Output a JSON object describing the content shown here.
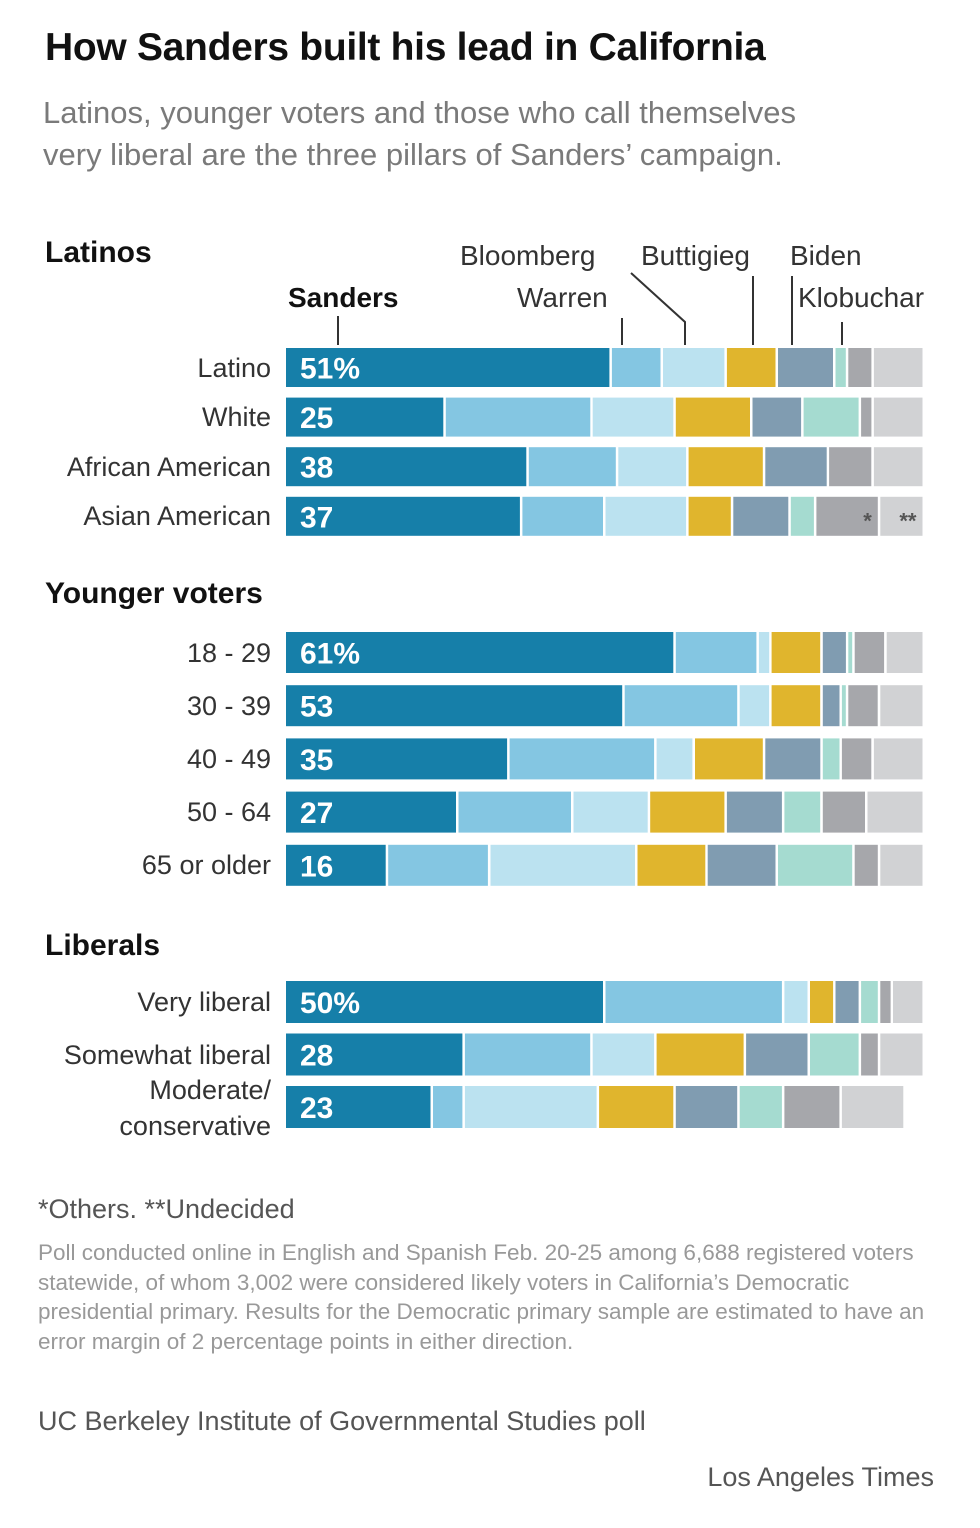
{
  "title": "How Sanders built his lead in California",
  "subtitle_lines": [
    "Latinos, younger voters and those who call themselves",
    "very liberal are the three pillars of Sanders’ campaign."
  ],
  "colors": {
    "Sanders": "#167fa9",
    "Warren": "#84c6e2",
    "Bloomberg": "#bbe2f0",
    "Buttigieg": "#e0b52d",
    "Biden": "#809cb1",
    "Klobuchar": "#a5dbd0",
    "Others": "#a6a7ab",
    "Undecided": "#d1d2d4"
  },
  "footnote": "*Others. **Undecided",
  "methodology": "Poll conducted online in English and Spanish Feb. 20-25 among 6,688 registered voters statewide, of whom 3,002  were considered likely voters in California’s Democratic presidential primary. Results for the Democratic primary sample are estimated to have an error margin of 2 percentage points in either direction.",
  "source": "UC Berkeley Institute of Governmental Studies poll",
  "credit": "Los Angeles Times",
  "chart_data": {
    "type": "bar",
    "orientation": "horizontal-stacked",
    "title": "How Sanders built his lead in California",
    "xlabel": "",
    "ylabel": "",
    "unit": "%",
    "xlim": [
      0,
      100
    ],
    "grid": false,
    "legend": {
      "placement": "top (annotated above first bar)",
      "entries": [
        "Sanders",
        "Warren",
        "Bloomberg",
        "Buttigieg",
        "Biden",
        "Klobuchar"
      ]
    },
    "series_order": [
      "Sanders",
      "Warren",
      "Bloomberg",
      "Buttigieg",
      "Biden",
      "Klobuchar",
      "Others",
      "Undecided"
    ],
    "groups": [
      {
        "name": "Latinos",
        "rows": [
          {
            "label": "Latino",
            "display": "51%",
            "values": [
              51,
              8,
              10,
              8,
              9,
              2,
              4,
              8
            ]
          },
          {
            "label": "White",
            "display": "25",
            "values": [
              25,
              23,
              13,
              12,
              8,
              9,
              2,
              8
            ]
          },
          {
            "label": "African American",
            "display": "38",
            "values": [
              38,
              14,
              11,
              12,
              10,
              0,
              7,
              8
            ]
          },
          {
            "label": "Asian American",
            "display": "37",
            "values": [
              37,
              13,
              13,
              7,
              9,
              4,
              10,
              7
            ],
            "segment_marks": {
              "Others": "*",
              "Undecided": "**"
            }
          }
        ]
      },
      {
        "name": "Younger voters",
        "rows": [
          {
            "label": "18 - 29",
            "display": "61%",
            "values": [
              61,
              13,
              2,
              8,
              4,
              1,
              5,
              6
            ]
          },
          {
            "label": "30 - 39",
            "display": "53",
            "values": [
              53,
              18,
              5,
              8,
              3,
              1,
              5,
              7
            ]
          },
          {
            "label": "40 - 49",
            "display": "35",
            "values": [
              35,
              23,
              6,
              11,
              9,
              3,
              5,
              8
            ]
          },
          {
            "label": "50 - 64",
            "display": "27",
            "values": [
              27,
              18,
              12,
              12,
              9,
              6,
              7,
              9
            ]
          },
          {
            "label": "65 or older",
            "display": "16",
            "values": [
              16,
              16,
              23,
              11,
              11,
              12,
              4,
              7
            ]
          }
        ]
      },
      {
        "name": "Liberals",
        "rows": [
          {
            "label": "Very liberal",
            "display": "50%",
            "values": [
              50,
              28,
              4,
              4,
              4,
              3,
              2,
              5
            ]
          },
          {
            "label": "Somewhat liberal",
            "display": "28",
            "values": [
              28,
              20,
              10,
              14,
              10,
              8,
              3,
              7
            ]
          },
          {
            "label": "Moderate/\nconservative",
            "display": "23",
            "values": [
              23,
              5,
              21,
              12,
              10,
              7,
              9,
              10
            ]
          }
        ]
      }
    ],
    "annotations": [
      "*Others. **Undecided"
    ]
  }
}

Task requirements:
Without the images, write out each line of the data verbatim.

Correct result:
Output a JSON object describing the content shown here.
{
  "title": "How Sanders built his lead in California",
  "subtitle_lines": [
    "Latinos, younger voters and those who call themselves",
    "very liberal are the three pillars of Sanders’ campaign."
  ],
  "colors": {
    "Sanders": "#167fa9",
    "Warren": "#84c6e2",
    "Bloomberg": "#bbe2f0",
    "Buttigieg": "#e0b52d",
    "Biden": "#809cb1",
    "Klobuchar": "#a5dbd0",
    "Others": "#a6a7ab",
    "Undecided": "#d1d2d4"
  },
  "footnote": "*Others. **Undecided",
  "methodology": "Poll conducted online in English and Spanish Feb. 20-25 among 6,688 registered voters statewide, of whom 3,002  were considered likely voters in California’s Democratic presidential primary. Results for the Democratic primary sample are estimated to have an error margin of 2 percentage points in either direction.",
  "source": "UC Berkeley Institute of Governmental Studies poll",
  "credit": "Los Angeles Times",
  "chart_data": {
    "type": "bar",
    "orientation": "horizontal-stacked",
    "title": "How Sanders built his lead in California",
    "xlabel": "",
    "ylabel": "",
    "unit": "%",
    "xlim": [
      0,
      100
    ],
    "grid": false,
    "legend": {
      "placement": "top (annotated above first bar)",
      "entries": [
        "Sanders",
        "Warren",
        "Bloomberg",
        "Buttigieg",
        "Biden",
        "Klobuchar"
      ]
    },
    "series_order": [
      "Sanders",
      "Warren",
      "Bloomberg",
      "Buttigieg",
      "Biden",
      "Klobuchar",
      "Others",
      "Undecided"
    ],
    "groups": [
      {
        "name": "Latinos",
        "rows": [
          {
            "label": "Latino",
            "display": "51%",
            "values": [
              51,
              8,
              10,
              8,
              9,
              2,
              4,
              8
            ]
          },
          {
            "label": "White",
            "display": "25",
            "values": [
              25,
              23,
              13,
              12,
              8,
              9,
              2,
              8
            ]
          },
          {
            "label": "African American",
            "display": "38",
            "values": [
              38,
              14,
              11,
              12,
              10,
              0,
              7,
              8
            ]
          },
          {
            "label": "Asian American",
            "display": "37",
            "values": [
              37,
              13,
              13,
              7,
              9,
              4,
              10,
              7
            ],
            "segment_marks": {
              "Others": "*",
              "Undecided": "**"
            }
          }
        ]
      },
      {
        "name": "Younger voters",
        "rows": [
          {
            "label": "18 - 29",
            "display": "61%",
            "values": [
              61,
              13,
              2,
              8,
              4,
              1,
              5,
              6
            ]
          },
          {
            "label": "30 - 39",
            "display": "53",
            "values": [
              53,
              18,
              5,
              8,
              3,
              1,
              5,
              7
            ]
          },
          {
            "label": "40 - 49",
            "display": "35",
            "values": [
              35,
              23,
              6,
              11,
              9,
              3,
              5,
              8
            ]
          },
          {
            "label": "50 - 64",
            "display": "27",
            "values": [
              27,
              18,
              12,
              12,
              9,
              6,
              7,
              9
            ]
          },
          {
            "label": "65 or older",
            "display": "16",
            "values": [
              16,
              16,
              23,
              11,
              11,
              12,
              4,
              7
            ]
          }
        ]
      },
      {
        "name": "Liberals",
        "rows": [
          {
            "label": "Very liberal",
            "display": "50%",
            "values": [
              50,
              28,
              4,
              4,
              4,
              3,
              2,
              5
            ]
          },
          {
            "label": "Somewhat liberal",
            "display": "28",
            "values": [
              28,
              20,
              10,
              14,
              10,
              8,
              3,
              7
            ]
          },
          {
            "label": "Moderate/\nconservative",
            "display": "23",
            "values": [
              23,
              5,
              21,
              12,
              10,
              7,
              9,
              10
            ]
          }
        ]
      }
    ],
    "annotations": [
      "*Others. **Undecided"
    ]
  }
}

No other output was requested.